• [Direction]
Give every line below again, exactly.

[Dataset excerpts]
= = =

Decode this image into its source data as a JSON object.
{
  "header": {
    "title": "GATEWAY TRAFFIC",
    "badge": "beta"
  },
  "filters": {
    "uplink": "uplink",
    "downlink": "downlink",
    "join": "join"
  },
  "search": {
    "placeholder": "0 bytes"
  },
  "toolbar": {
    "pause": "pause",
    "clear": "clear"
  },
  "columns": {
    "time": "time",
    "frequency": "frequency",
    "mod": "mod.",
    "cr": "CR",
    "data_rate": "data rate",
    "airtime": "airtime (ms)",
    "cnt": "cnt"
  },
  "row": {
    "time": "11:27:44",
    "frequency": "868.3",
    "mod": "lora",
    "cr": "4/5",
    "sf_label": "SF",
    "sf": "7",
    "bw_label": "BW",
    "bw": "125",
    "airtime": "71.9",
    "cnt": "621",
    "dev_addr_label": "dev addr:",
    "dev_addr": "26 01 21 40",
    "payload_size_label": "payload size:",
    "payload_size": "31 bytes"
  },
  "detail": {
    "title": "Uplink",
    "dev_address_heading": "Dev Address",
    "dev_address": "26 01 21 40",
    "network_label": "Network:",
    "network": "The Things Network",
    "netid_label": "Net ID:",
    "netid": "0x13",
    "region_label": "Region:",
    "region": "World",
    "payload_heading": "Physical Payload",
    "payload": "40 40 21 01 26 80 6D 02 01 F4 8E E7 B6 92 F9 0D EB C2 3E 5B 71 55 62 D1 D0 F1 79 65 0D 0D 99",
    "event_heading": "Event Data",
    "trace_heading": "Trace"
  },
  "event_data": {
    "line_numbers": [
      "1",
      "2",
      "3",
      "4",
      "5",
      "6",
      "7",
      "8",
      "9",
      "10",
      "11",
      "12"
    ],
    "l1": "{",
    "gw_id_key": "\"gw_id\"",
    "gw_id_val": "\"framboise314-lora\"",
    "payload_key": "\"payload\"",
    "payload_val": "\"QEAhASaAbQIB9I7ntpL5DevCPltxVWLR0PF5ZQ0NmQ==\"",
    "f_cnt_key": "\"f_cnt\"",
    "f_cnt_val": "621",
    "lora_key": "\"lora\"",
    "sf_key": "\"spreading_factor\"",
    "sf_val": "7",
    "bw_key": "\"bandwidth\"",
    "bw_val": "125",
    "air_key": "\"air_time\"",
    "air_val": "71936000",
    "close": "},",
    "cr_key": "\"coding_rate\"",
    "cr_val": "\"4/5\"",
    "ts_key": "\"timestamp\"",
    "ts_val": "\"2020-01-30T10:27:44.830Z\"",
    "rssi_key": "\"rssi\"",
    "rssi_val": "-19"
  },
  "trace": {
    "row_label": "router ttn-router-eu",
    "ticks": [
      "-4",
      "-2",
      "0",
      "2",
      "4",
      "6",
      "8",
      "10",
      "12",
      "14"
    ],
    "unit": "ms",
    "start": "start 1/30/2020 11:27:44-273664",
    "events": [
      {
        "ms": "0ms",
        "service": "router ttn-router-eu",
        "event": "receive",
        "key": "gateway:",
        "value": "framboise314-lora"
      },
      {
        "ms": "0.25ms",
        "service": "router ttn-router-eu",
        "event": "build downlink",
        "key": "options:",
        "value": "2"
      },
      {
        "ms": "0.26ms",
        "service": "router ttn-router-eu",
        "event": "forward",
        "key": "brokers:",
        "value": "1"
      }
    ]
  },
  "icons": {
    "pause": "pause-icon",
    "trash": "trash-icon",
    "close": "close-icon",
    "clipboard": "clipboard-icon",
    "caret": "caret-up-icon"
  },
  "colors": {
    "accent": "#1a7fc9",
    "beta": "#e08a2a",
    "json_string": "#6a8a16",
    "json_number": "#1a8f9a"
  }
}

= = =

• [Exercise response]
Decode this image into its source data as a JSON object.
{
  "header": {
    "title": "GATEWAY TRAFFIC",
    "badge": "beta"
  },
  "filters": {
    "uplink": "uplink",
    "downlink": "downlink",
    "join": "join"
  },
  "search": {
    "placeholder": "0 bytes"
  },
  "toolbar": {
    "pause": "pause",
    "clear": "clear"
  },
  "columns": {
    "time": "time",
    "frequency": "frequency",
    "mod": "mod.",
    "cr": "CR",
    "data_rate": "data rate",
    "airtime": "airtime (ms)",
    "cnt": "cnt"
  },
  "row": {
    "time": "11:27:44",
    "frequency": "868.3",
    "mod": "lora",
    "cr": "4/5",
    "sf_label": "SF",
    "sf": "7",
    "bw_label": "BW",
    "bw": "125",
    "airtime": "71.9",
    "cnt": "621",
    "dev_addr_label": "dev addr:",
    "dev_addr": "26 01 21 40",
    "payload_size_label": "payload size:",
    "payload_size": "31 bytes"
  },
  "detail": {
    "title": "Uplink",
    "dev_address_heading": "Dev Address",
    "dev_address": "26 01 21 40",
    "network_label": "Network:",
    "network": "The Things Network",
    "netid_label": "Net ID:",
    "netid": "0x13",
    "region_label": "Region:",
    "region": "World",
    "payload_heading": "Physical Payload",
    "payload": "40 40 21 01 26 80 6D 02 01 F4 8E E7 B6 92 F9 0D EB C2 3E 5B 71 55 62 D1 D0 F1 79 65 0D 0D 99",
    "event_heading": "Event Data",
    "trace_heading": "Trace"
  },
  "event_data": {
    "line_numbers": [
      "1",
      "2",
      "3",
      "4",
      "5",
      "6",
      "7",
      "8",
      "9",
      "10",
      "11",
      "12"
    ],
    "l1": "{",
    "gw_id_key": "\"gw_id\"",
    "gw_id_val": "\"framboise314-lora\"",
    "payload_key": "\"payload\"",
    "payload_val": "\"QEAhASaAbQIB9I7ntpL5DevCPltxVWLR0PF5ZQ0NmQ==\"",
    "f_cnt_key": "\"f_cnt\"",
    "f_cnt_val": "621",
    "lora_key": "\"lora\"",
    "sf_key": "\"spreading_factor\"",
    "sf_val": "7",
    "bw_key": "\"bandwidth\"",
    "bw_val": "125",
    "air_key": "\"air_time\"",
    "air_val": "71936000",
    "close": "},",
    "cr_key": "\"coding_rate\"",
    "cr_val": "\"4/5\"",
    "ts_key": "\"timestamp\"",
    "ts_val": "\"2020-01-30T10:27:44.830Z\"",
    "rssi_key": "\"rssi\"",
    "rssi_val": "-19"
  },
  "trace": {
    "row_label": "router ttn-router-eu",
    "ticks": [
      "-4",
      "-2",
      "0",
      "2",
      "4",
      "6",
      "8",
      "10",
      "12",
      "14"
    ],
    "unit": "ms",
    "start": "start 1/30/2020 11:27:44-273664",
    "events": [
      {
        "ms": "0ms",
        "service": "router ttn-router-eu",
        "event": "receive",
        "key": "gateway:",
        "value": "framboise314-lora"
      },
      {
        "ms": "0.25ms",
        "service": "router ttn-router-eu",
        "event": "build downlink",
        "key": "options:",
        "value": "2"
      },
      {
        "ms": "0.26ms",
        "service": "router ttn-router-eu",
        "event": "forward",
        "key": "brokers:",
        "value": "1"
      }
    ]
  },
  "icons": {
    "pause": "pause-icon",
    "trash": "trash-icon",
    "close": "close-icon",
    "clipboard": "clipboard-icon",
    "caret": "caret-up-icon"
  },
  "colors": {
    "accent": "#1a7fc9",
    "beta": "#e08a2a",
    "json_string": "#6a8a16",
    "json_number": "#1a8f9a"
  }
}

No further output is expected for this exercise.